EXERCISE DIRECTIONS: Repeat the records below exactly, leaving out any pictures.

#### RECORDS FOR THE TASK ####

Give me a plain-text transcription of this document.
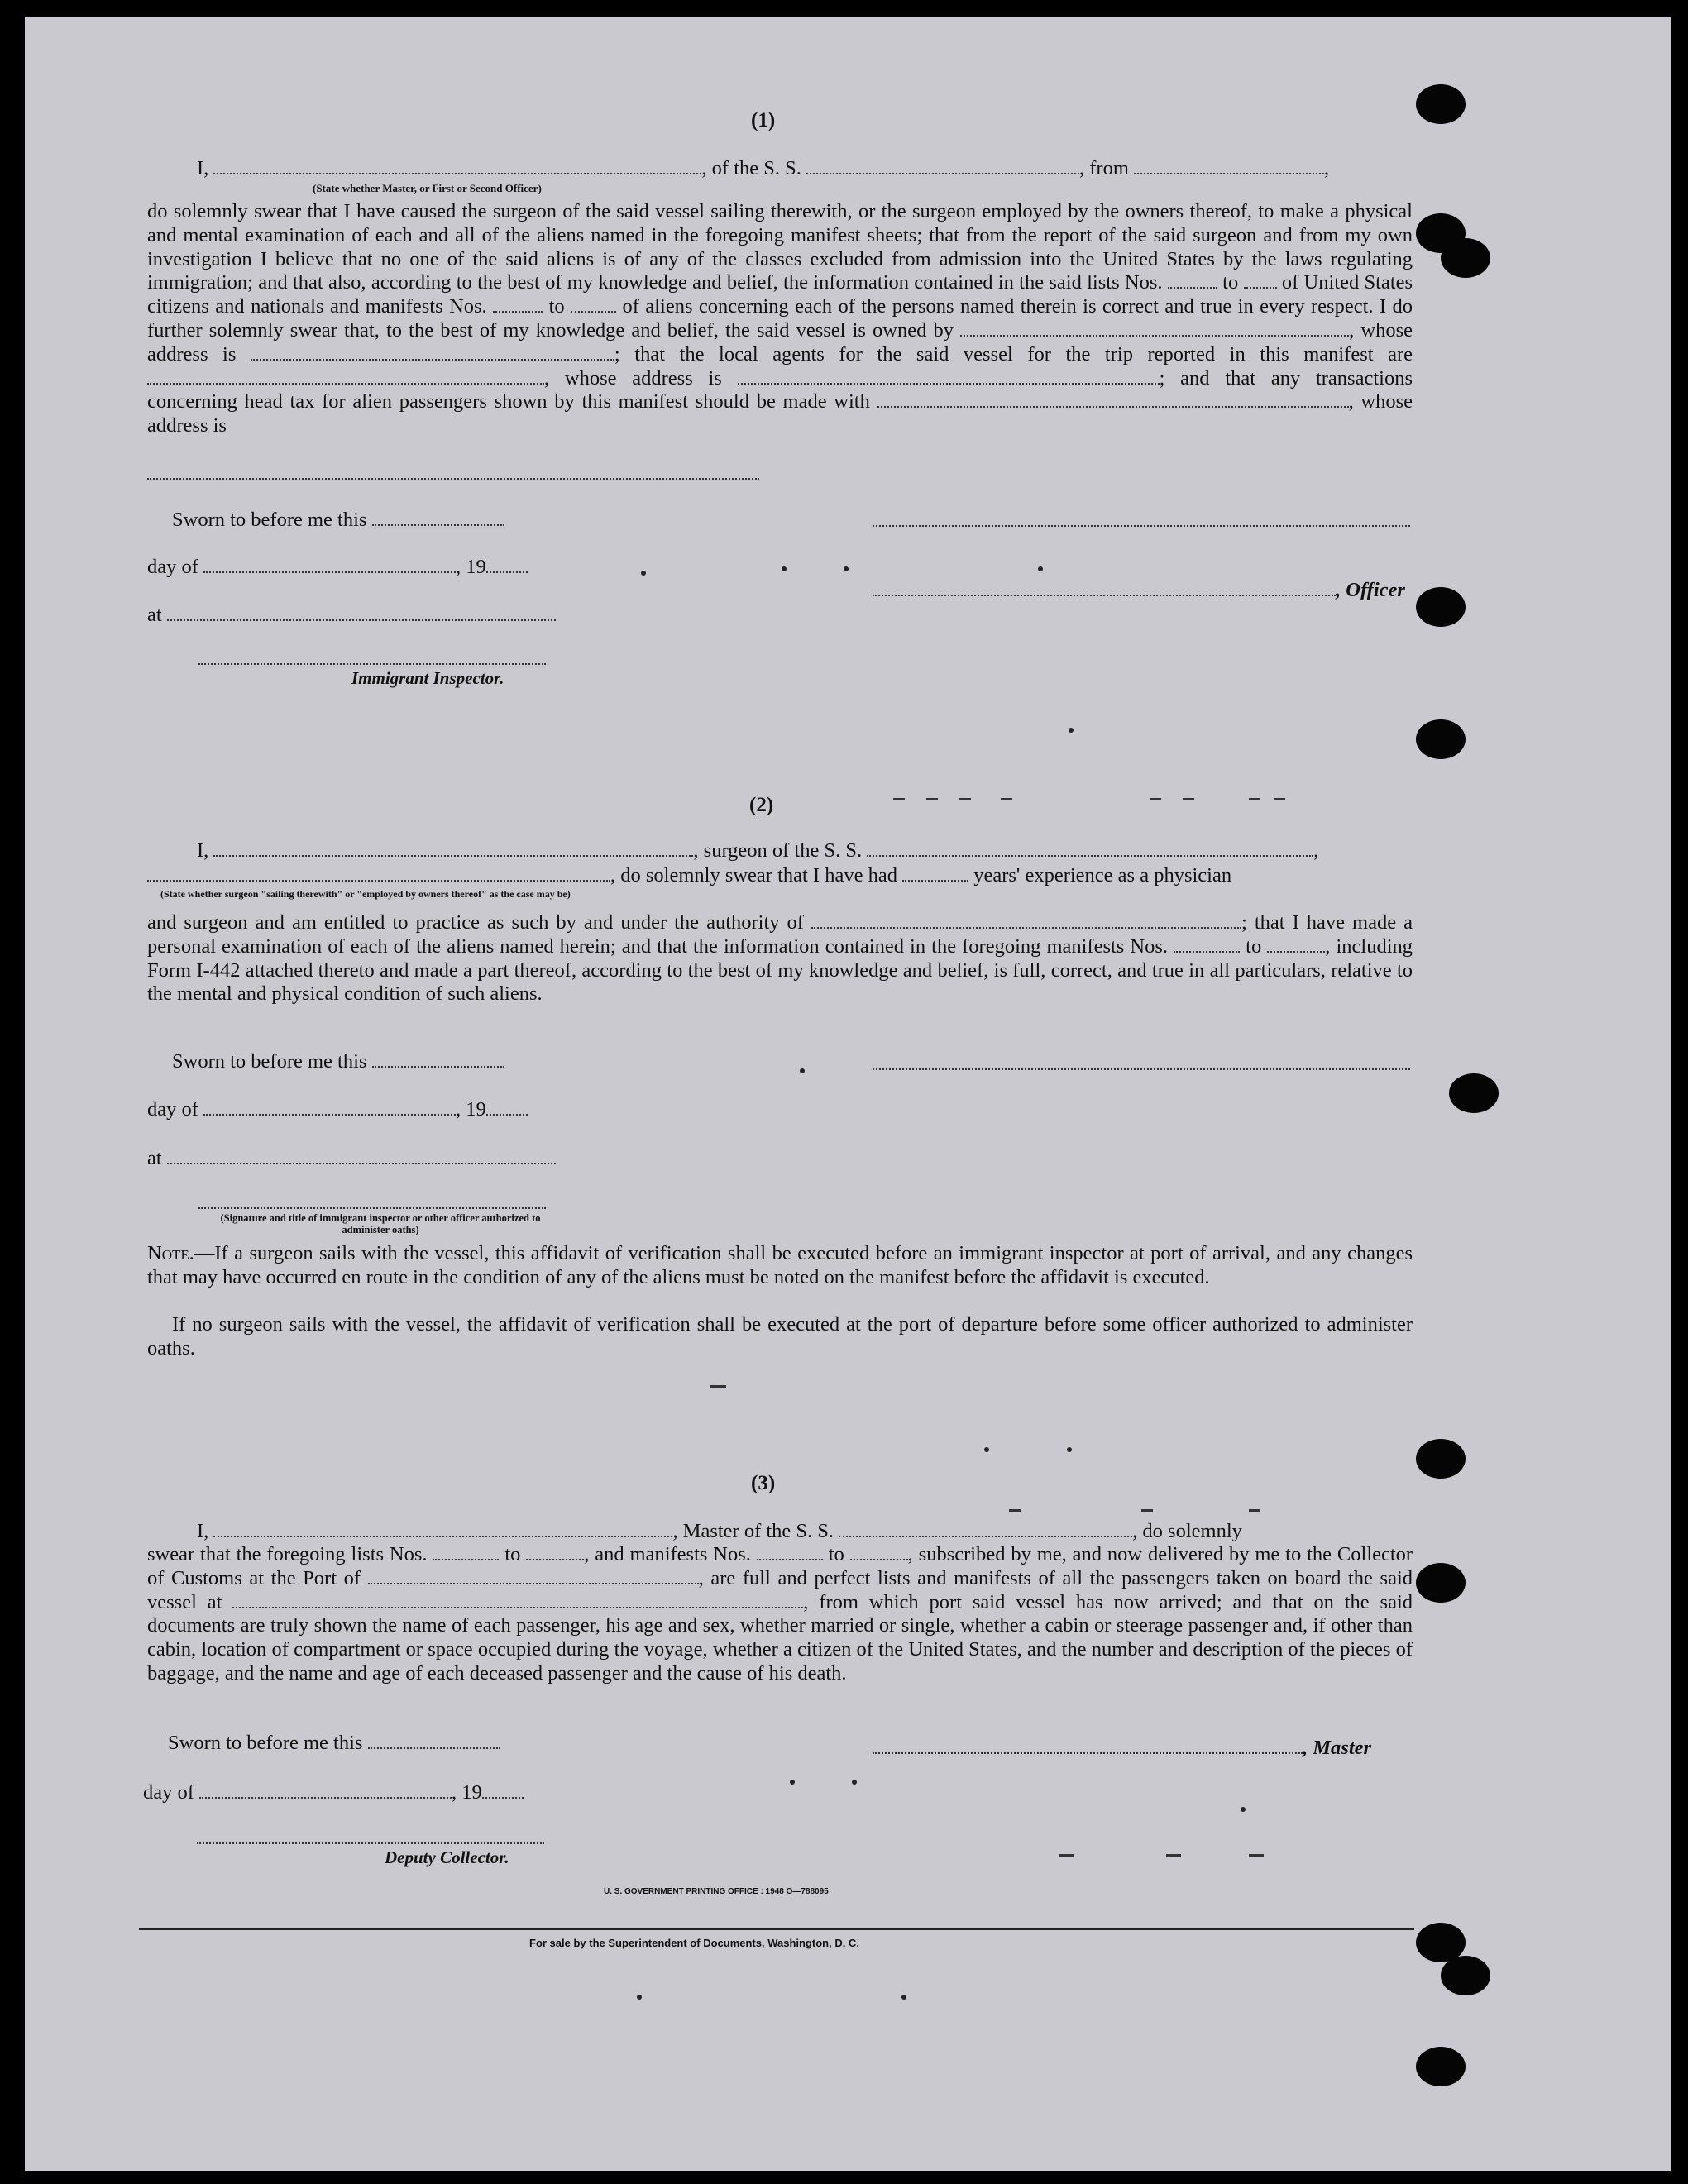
(1)
I,	, of the S. S.	, from	,
(State whether Master, or First or Second Officer)
do solemnly swear that I have caused the surgeon of the said vessel sailing therewith, or the surgeon employed by the owners thereof, to make a physical and mental examination of each and all of the aliens named in the foregoing manifest sheets; that from the report of the said surgeon and from my own investigation I believe that no one of the said aliens is of any of the classes excluded from admission into the United States by the laws regulating immigration; and that also, according to the best of my knowledge and belief, the information contained in the said lists Nos.	to of United States citizens and nationals and manifests Nos.	to	of aliens concerning each of the persons named therein is correct and true in every respect. I do further solemnly swear that, to the best of my knowledge and belief, the said vessel is owned by	, whose address is	; that the local agents for the said vessel for the trip reported in this manifest are , whose address is	; and that any transactions concerning head tax for alien passengers shown by this manifest should be made with	, whose address is
Sworn to before me this
day of	, 19
, Officer
at
Immigrant Inspector.
(2)
I,	, surgeon of the S. S.	,
, do solemnly swear that I have had	years' experience as a physician
(State whether surgeon "sailing therewith" or "employed by owners thereof" as the case may be)
and surgeon and am entitled to practice as such by and under the authority of	; that I have made a personal examination of each of the aliens named herein; and that the information contained in the foregoing manifests Nos.	to	, including Form I-442 attached thereto and made a part thereof, according to the best of my knowledge and belief, is full, correct, and true in all particulars, relative to the mental and physical condition of such aliens.
Sworn to before me this
day of	, 19
at
(Signature and title of immigrant inspector or other officer authorized to administer oaths)
Note.—If a surgeon sails with the vessel, this affidavit of verification shall be executed before an immigrant inspector at port of arrival, and any changes that may have occurred en route in the condition of any of the aliens must be noted on the manifest before the affidavit is executed.
If no surgeon sails with the vessel, the affidavit of verification shall be executed at the port of departure before some officer authorized to administer oaths.
(3)
I,	, Master of the S. S.	, do solemnly
swear that the foregoing lists Nos.	to	, and manifests Nos.	to	, subscribed by me, and now delivered by me to the Collector of Customs at the Port of	, are full and perfect lists and manifests of all the passengers taken on board the said vessel at	, from which port said vessel has now arrived; and that on the said documents are truly shown the name of each passenger, his age and sex, whether married or single, whether a cabin or steerage passenger and, if other than cabin, location of compartment or space occupied during the voyage, whether a citizen of the United States, and the number and description of the pieces of baggage, and the name and age of each deceased passenger and the cause of his death.
Sworn to before me this	, Master
day of	, 19
Deputy Collector.
U. S. GOVERNMENT PRINTING OFFICE : 1948 O—788095
For sale by the Superintendent of Documents, Washington, D. C.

####

WRITTEN SOLUTION:
Give me a plain-text transcription of this document.
(1)
I,	, of the S. S.	, from	,
(State whether Master, or First or Second Officer)
do solemnly swear that I have caused the surgeon of the said vessel sailing therewith, or the surgeon employed by the owners thereof, to make a physical and mental examination of each and all of the aliens named in the foregoing manifest sheets; that from the report of the said surgeon and from my own investigation I believe that no one of the said aliens is of any of the classes excluded from admission into the United States by the laws regulating immigration; and that also, according to the best of my knowledge and belief, the information contained in the said lists Nos.	to of United States citizens and nationals and manifests Nos.	to	of aliens concerning each of the persons named therein is correct and true in every respect. I do further solemnly swear that, to the best of my knowledge and belief, the said vessel is owned by	, whose address is	; that the local agents for the said vessel for the trip reported in this manifest are , whose address is	; and that any transactions concerning head tax for alien passengers shown by this manifest should be made with	, whose address is
Sworn to before me this
day of	, 19
, Officer
at
Immigrant Inspector.
(2)
I,	, surgeon of the S. S.	,
, do solemnly swear that I have had	years' experience as a physician
(State whether surgeon "sailing therewith" or "employed by owners thereof" as the case may be)
and surgeon and am entitled to practice as such by and under the authority of	; that I have made a personal examination of each of the aliens named herein; and that the information contained in the foregoing manifests Nos.	to	, including Form I-442 attached thereto and made a part thereof, according to the best of my knowledge and belief, is full, correct, and true in all particulars, relative to the mental and physical condition of such aliens.
Sworn to before me this
day of	, 19
at
(Signature and title of immigrant inspector or other officer authorized to administer oaths)
Note.—If a surgeon sails with the vessel, this affidavit of verification shall be executed before an immigrant inspector at port of arrival, and any changes that may have occurred en route in the condition of any of the aliens must be noted on the manifest before the affidavit is executed.
If no surgeon sails with the vessel, the affidavit of verification shall be executed at the port of departure before some officer authorized to administer oaths.
(3)
I,	, Master of the S. S.	, do solemnly
swear that the foregoing lists Nos.	to	, and manifests Nos.	to	, subscribed by me, and now delivered by me to the Collector of Customs at the Port of	, are full and perfect lists and manifests of all the passengers taken on board the said vessel at	, from which port said vessel has now arrived; and that on the said documents are truly shown the name of each passenger, his age and sex, whether married or single, whether a cabin or steerage passenger and, if other than cabin, location of compartment or space occupied during the voyage, whether a citizen of the United States, and the number and description of the pieces of baggage, and the name and age of each deceased passenger and the cause of his death.
Sworn to before me this	, Master
day of	, 19
Deputy Collector.
U. S. GOVERNMENT PRINTING OFFICE : 1948 O—788095
For sale by the Superintendent of Documents, Washington, D. C.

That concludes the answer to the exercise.